Page excerpt:
# Rules question - Ball tee'd up by someone else



## surefire (Jun 26, 2011)

I have a rough idea about this one, but I wasn't 100% sure, so I thought I'd see what others make of it.

During my round today, one of the holes is an uphill par 5 that levels out near the green. For my second shot, I was about 250 out, so I planned to play a 3 wood expecting that as it is uphill and wind against, It will be about 20 yards short of the green. Once the group in front are on the green, I play my shot and afterwards see one of the players in front gesturing at me.

When I get up to my ball, I find it is about 10-15 yards short and sitting on a tee. 

I assume that a player in front has done this, as they want me to wait for them to clear the green, even though I have 2 groups on the tee behind me waiting to play, and it didn't put them in danger. Based on this fact, I assume ball at rest moved by an outside agency\fellow competitor, and proceed as if this was the case. 

1) Is this the correct thing to do (the ruling, not playing the shot, as it getting that close was unintentional and I apologised, but the guy just mumbled about us playing too fast), based on the fact I didn't see them move the ball, or 100% know for sure where it's original lie was? (I made the assumption it was where it was tee'd, but on the grass.)

2) Was the guy a knob?


----------



## upsidedown (Jun 26, 2011)

yes the guy is a knob for interfering with your ball,

However if i was on the green with them I'd be pee'd off that a ball landed just 20 yards away. best to wait next time


----------



## stevie_r (Jun 26, 2011)

Don't think you allowing a 20 yard margin for error is enough to be honest mate, what if you had caught a bit of a flyer?  

You weren't intentionally holding up the parties behind you nor playing deliberately slowly, best to wait IMHO.

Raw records

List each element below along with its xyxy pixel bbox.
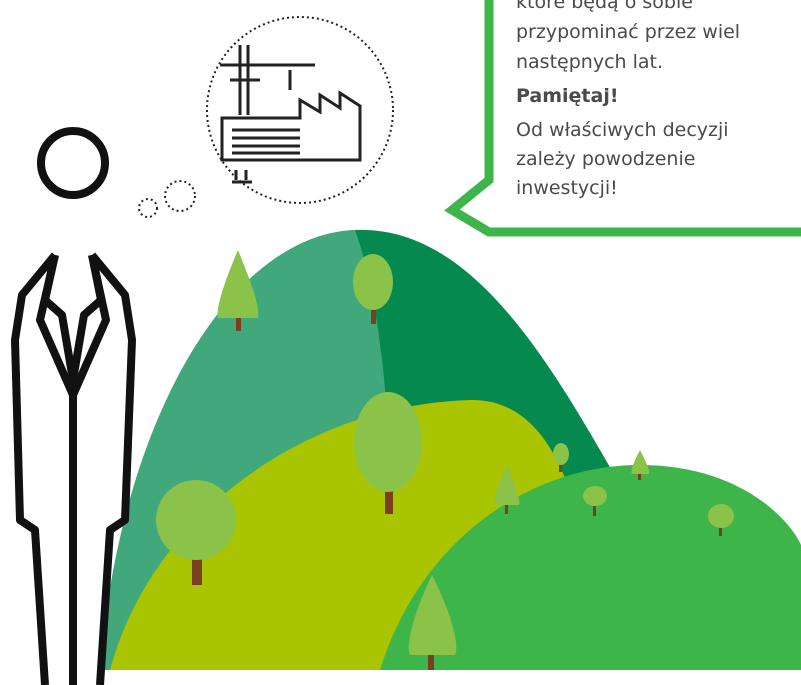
bubble-line: przypominać przez wiel bbox=[516, 21, 740, 43]
illustration: które będą o sobie przypominać przez wie… bbox=[0, 0, 801, 685]
bubble-message: zależy powodzenie bbox=[516, 148, 695, 170]
bubble-line: następnych lat. bbox=[516, 51, 663, 73]
factory-icon bbox=[220, 45, 360, 182]
page: które będą o sobie przypominać przez wie… bbox=[0, 0, 801, 685]
bubble-message: Od właściwych decyzji bbox=[516, 119, 729, 141]
bubble-heading: Pamiętaj! bbox=[516, 85, 619, 107]
bubble-line: które będą o sobie bbox=[516, 0, 693, 13]
bubble-message: inwestycji! bbox=[516, 177, 618, 199]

Problems and tasks:
1. In the golf rules thread, list the usernames of everyone who posted.
2. Write what comes next in the thread about the golf ball found sitting on a tee, picking up after the last post.

Task-by-task answers:
1. surefire, upsidedown, stevie_r

2.
Years ago during my first attempt to play the game, someone fired an approach at the green while I was putting out, only a 7 or 8 iron to reach this green and it thudded into the surface about 6 foot from me.  I kicked his ball off the green and then fired it back at him - never saw him again for the rest of the round.


----------



## Imurg (Jun 26, 2011)

I think its safe to assume that the ball didn't finish on the tee by itself so you probably did the right thing.

Yes, the other player's a knob - you don't interfere with another ball on the course.

Yes, maybe you should have given them a little more room but that still doesn't excuse the teeing up.


----------



## G1BB0 (Jun 26, 2011)

I have seen a player hit by a ball, was my 1st round ever with Steve aka Viscount17, ok it wasnt a group behind but it came out of nowhere and just missed his crown jewels

I always allow for the just maybe shots and would rather hold up a group or even wait and let em play through

still a knob for touching your ball though


----------



## ScienceBoy (Jun 26, 2011)

Whats wrong with a word the next time you pass on fairways or meet on a tee. If things are that slow you are bound to pass them or go close enough for a quick word right?


----------



## Fyldewhite (Jun 26, 2011)

1. In the circumstances you probably did the right thing rules wise but you shouldn't have played. It is poor ettiquette to play just short of a green when the group in front are still putting and very offputting for them when the ball lands with a thump a few yards behind (and as already mentioned if you get a flyer or career best etc.......)
2. Yes


----------



## surefire (Jun 26, 2011)

I agree, with hindsight, I'd have waited a little longer to play my shot, but at the time, both my partner and myself thought it was OK. I think it would also have been easier to wait if I didn't have two groups on the tee behind me, regardless of whose fault it is that they are there.

One thing I do want to clear up is that I don't go round firing the ball at people in front. 
The green on this hole is long (35 yards) and narrow, and the pin was cut at the back. So whilst my ball ended 10-15 yards short of the green, it was still 40-45 yards short of the guys in front.
Also I was playing a 3 wood, not a 7 iron, so its not like my ball pitched where it finished, it was rolling up to that point.


----------



## bladeplayer (Jun 27, 2011)

Ok guys answer me this then if this was a 320yard par 4 & you were on the green & somebody hits a drive up 300-305.. is that as bad ??


----------



## chrisd (Jun 27, 2011)

Ok guys answer me this then if this was a 320yard par 4 & you were on the green & somebody hits a drive up 300-305.. is that as bad ??
		
Click to expand...


we have a 316yard, sometimes driveable, par 4. Most who can drive it will still have pop at it while guys are putting  out. Most dont mind as balls will generally only roll on slowly and we usually admire the shot. 


Chris


----------



## bladeplayer (Jun 27, 2011)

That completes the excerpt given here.